WORK TO COMPLETE
Repeat all the records exactly, omitting pictures.

┄┄┄┄┄┄┄┄┄┄┄┄┄┄┄┄┄┄┄┄

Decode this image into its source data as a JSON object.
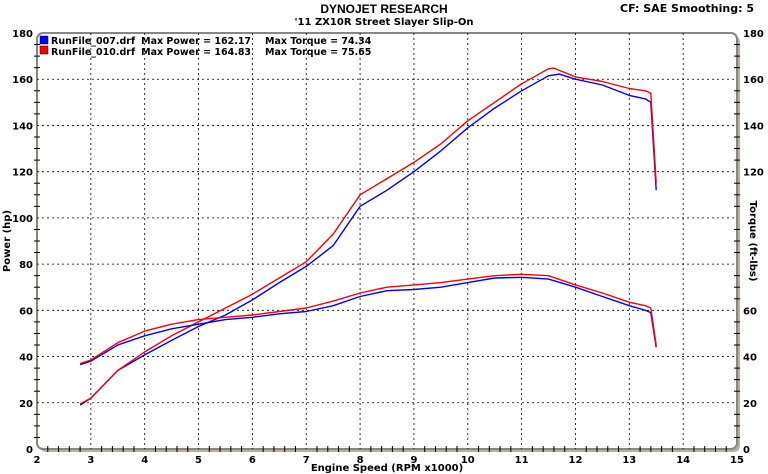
{
  "header": {
    "title": "DYNOJET RESEARCH",
    "subtitle": "'11 ZX10R Street Slayer Slip-On",
    "settings": "CF: SAE  Smoothing: 5"
  },
  "legend": [
    {
      "file": "RunFile_007.drf",
      "power_label": "Max Power = 162.17",
      "torque_label": "Max Torque = 74.34",
      "color": "#0000ff"
    },
    {
      "file": "RunFile_010.drf",
      "power_label": "Max Power = 164.83",
      "torque_label": "Max Torque = 75.65",
      "color": "#ff0000"
    }
  ],
  "chart_data": {
    "type": "line",
    "title": "DYNOJET RESEARCH",
    "xlabel": "Engine Speed (RPM x1000)",
    "ylabel": "Power (hp)",
    "y2label": "Torque (ft-lbs)",
    "xlim": [
      2,
      15
    ],
    "ylim": [
      0,
      180
    ],
    "y2lim": [
      0,
      180
    ],
    "xticks": [
      2,
      3,
      4,
      5,
      6,
      7,
      8,
      9,
      10,
      11,
      12,
      13,
      14,
      15
    ],
    "yticks": [
      0,
      20,
      40,
      60,
      80,
      100,
      120,
      140,
      160,
      180
    ],
    "grid": true,
    "legend_position": "top-left",
    "series": [
      {
        "name": "RunFile_007.drf",
        "quantity": "power",
        "color": "#0000ff",
        "x": [
          2.8,
          3,
          3.5,
          4,
          4.5,
          5,
          5.5,
          6,
          6.5,
          7,
          7.5,
          8,
          8.5,
          9,
          9.5,
          10,
          10.5,
          11,
          11.5,
          11.7,
          12,
          12.5,
          13,
          13.3,
          13.4,
          13.5
        ],
        "y": [
          19,
          22,
          34,
          40.7,
          47,
          53,
          58,
          64.5,
          72,
          79,
          88,
          105,
          112,
          120,
          129,
          139,
          147.5,
          155,
          161.5,
          162.2,
          160,
          157.5,
          153,
          151.5,
          150,
          112
        ]
      },
      {
        "name": "RunFile_010.drf",
        "quantity": "power",
        "color": "#ff0000",
        "x": [
          2.8,
          3,
          3.5,
          4,
          4.5,
          5,
          5.5,
          6,
          6.5,
          7,
          7.5,
          8,
          8.5,
          9,
          9.5,
          10,
          10.5,
          11,
          11.5,
          11.6,
          12,
          12.5,
          13,
          13.3,
          13.4,
          13.5
        ],
        "y": [
          19.5,
          22,
          34,
          42,
          49,
          55,
          61,
          67,
          74,
          81,
          93,
          110,
          117,
          124,
          132,
          142,
          150,
          158,
          164.5,
          164.8,
          161,
          159,
          156,
          155,
          154,
          115
        ]
      },
      {
        "name": "RunFile_007.drf",
        "quantity": "torque",
        "color": "#0000ff",
        "x": [
          2.8,
          3,
          3.5,
          4,
          4.5,
          5,
          5.5,
          6,
          6.5,
          7,
          7.5,
          8,
          8.5,
          9,
          9.5,
          10,
          10.5,
          11,
          11.5,
          12,
          12.5,
          13,
          13.3,
          13.4,
          13.5
        ],
        "y": [
          36.5,
          38,
          45,
          49,
          52,
          54,
          56,
          57,
          58.5,
          59.5,
          62,
          66,
          68.5,
          69,
          70,
          72,
          74,
          74.3,
          73.5,
          70,
          66,
          62,
          60,
          59,
          44
        ]
      },
      {
        "name": "RunFile_010.drf",
        "quantity": "torque",
        "color": "#ff0000",
        "x": [
          2.8,
          3,
          3.5,
          4,
          4.5,
          5,
          5.5,
          6,
          6.5,
          7,
          7.5,
          8,
          8.5,
          9,
          9.5,
          10,
          10.5,
          11,
          11.5,
          12,
          12.5,
          13,
          13.3,
          13.4,
          13.5
        ],
        "y": [
          37,
          38.5,
          46,
          51,
          54,
          56,
          57,
          58,
          59.5,
          61,
          64,
          67.5,
          70,
          71,
          72,
          73.5,
          75,
          75.6,
          75,
          71,
          67.5,
          63.5,
          62,
          61,
          45
        ]
      }
    ]
  }
}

┄┄┄┄┄┄┄┄┄┄┄┄┄┄┄┄┄┄┄┄

TASK RESULT
Decode this image into its source data as a JSON object.
{
  "header": {
    "title": "DYNOJET RESEARCH",
    "subtitle": "'11 ZX10R Street Slayer Slip-On",
    "settings": "CF: SAE  Smoothing: 5"
  },
  "legend": [
    {
      "file": "RunFile_007.drf",
      "power_label": "Max Power = 162.17",
      "torque_label": "Max Torque = 74.34",
      "color": "#0000ff"
    },
    {
      "file": "RunFile_010.drf",
      "power_label": "Max Power = 164.83",
      "torque_label": "Max Torque = 75.65",
      "color": "#ff0000"
    }
  ],
  "chart_data": {
    "type": "line",
    "title": "DYNOJET RESEARCH",
    "xlabel": "Engine Speed (RPM x1000)",
    "ylabel": "Power (hp)",
    "y2label": "Torque (ft-lbs)",
    "xlim": [
      2,
      15
    ],
    "ylim": [
      0,
      180
    ],
    "y2lim": [
      0,
      180
    ],
    "xticks": [
      2,
      3,
      4,
      5,
      6,
      7,
      8,
      9,
      10,
      11,
      12,
      13,
      14,
      15
    ],
    "yticks": [
      0,
      20,
      40,
      60,
      80,
      100,
      120,
      140,
      160,
      180
    ],
    "grid": true,
    "legend_position": "top-left",
    "series": [
      {
        "name": "RunFile_007.drf",
        "quantity": "power",
        "color": "#0000ff",
        "x": [
          2.8,
          3,
          3.5,
          4,
          4.5,
          5,
          5.5,
          6,
          6.5,
          7,
          7.5,
          8,
          8.5,
          9,
          9.5,
          10,
          10.5,
          11,
          11.5,
          11.7,
          12,
          12.5,
          13,
          13.3,
          13.4,
          13.5
        ],
        "y": [
          19,
          22,
          34,
          40.7,
          47,
          53,
          58,
          64.5,
          72,
          79,
          88,
          105,
          112,
          120,
          129,
          139,
          147.5,
          155,
          161.5,
          162.2,
          160,
          157.5,
          153,
          151.5,
          150,
          112
        ]
      },
      {
        "name": "RunFile_010.drf",
        "quantity": "power",
        "color": "#ff0000",
        "x": [
          2.8,
          3,
          3.5,
          4,
          4.5,
          5,
          5.5,
          6,
          6.5,
          7,
          7.5,
          8,
          8.5,
          9,
          9.5,
          10,
          10.5,
          11,
          11.5,
          11.6,
          12,
          12.5,
          13,
          13.3,
          13.4,
          13.5
        ],
        "y": [
          19.5,
          22,
          34,
          42,
          49,
          55,
          61,
          67,
          74,
          81,
          93,
          110,
          117,
          124,
          132,
          142,
          150,
          158,
          164.5,
          164.8,
          161,
          159,
          156,
          155,
          154,
          115
        ]
      },
      {
        "name": "RunFile_007.drf",
        "quantity": "torque",
        "color": "#0000ff",
        "x": [
          2.8,
          3,
          3.5,
          4,
          4.5,
          5,
          5.5,
          6,
          6.5,
          7,
          7.5,
          8,
          8.5,
          9,
          9.5,
          10,
          10.5,
          11,
          11.5,
          12,
          12.5,
          13,
          13.3,
          13.4,
          13.5
        ],
        "y": [
          36.5,
          38,
          45,
          49,
          52,
          54,
          56,
          57,
          58.5,
          59.5,
          62,
          66,
          68.5,
          69,
          70,
          72,
          74,
          74.3,
          73.5,
          70,
          66,
          62,
          60,
          59,
          44
        ]
      },
      {
        "name": "RunFile_010.drf",
        "quantity": "torque",
        "color": "#ff0000",
        "x": [
          2.8,
          3,
          3.5,
          4,
          4.5,
          5,
          5.5,
          6,
          6.5,
          7,
          7.5,
          8,
          8.5,
          9,
          9.5,
          10,
          10.5,
          11,
          11.5,
          12,
          12.5,
          13,
          13.3,
          13.4,
          13.5
        ],
        "y": [
          37,
          38.5,
          46,
          51,
          54,
          56,
          57,
          58,
          59.5,
          61,
          64,
          67.5,
          70,
          71,
          72,
          73.5,
          75,
          75.6,
          75,
          71,
          67.5,
          63.5,
          62,
          61,
          45
        ]
      }
    ]
  }
}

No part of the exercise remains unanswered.